Exercise task: Find every line below that contains the word "left" and copy it out.

Data provided:

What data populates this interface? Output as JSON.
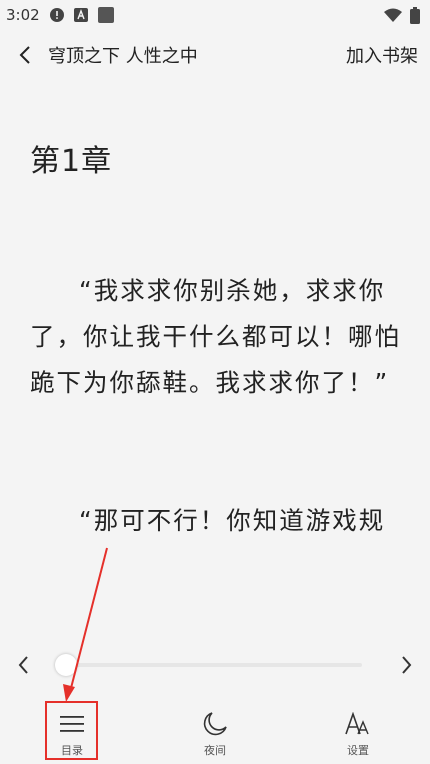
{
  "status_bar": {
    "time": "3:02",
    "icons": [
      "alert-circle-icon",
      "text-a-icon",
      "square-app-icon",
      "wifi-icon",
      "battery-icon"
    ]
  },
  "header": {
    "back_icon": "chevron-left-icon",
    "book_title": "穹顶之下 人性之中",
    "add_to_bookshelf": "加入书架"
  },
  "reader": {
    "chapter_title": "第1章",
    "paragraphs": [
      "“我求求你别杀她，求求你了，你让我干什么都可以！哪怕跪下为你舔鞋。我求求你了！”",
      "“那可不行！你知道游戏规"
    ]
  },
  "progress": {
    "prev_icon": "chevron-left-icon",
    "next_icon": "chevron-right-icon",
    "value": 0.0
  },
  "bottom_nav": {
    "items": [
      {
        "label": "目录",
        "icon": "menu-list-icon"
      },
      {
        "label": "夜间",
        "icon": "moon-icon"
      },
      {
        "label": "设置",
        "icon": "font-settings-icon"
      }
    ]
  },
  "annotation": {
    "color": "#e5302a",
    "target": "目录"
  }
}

Output of the exercise:
    "back_icon": "chevron-left-icon",
    "prev_icon": "chevron-left-icon",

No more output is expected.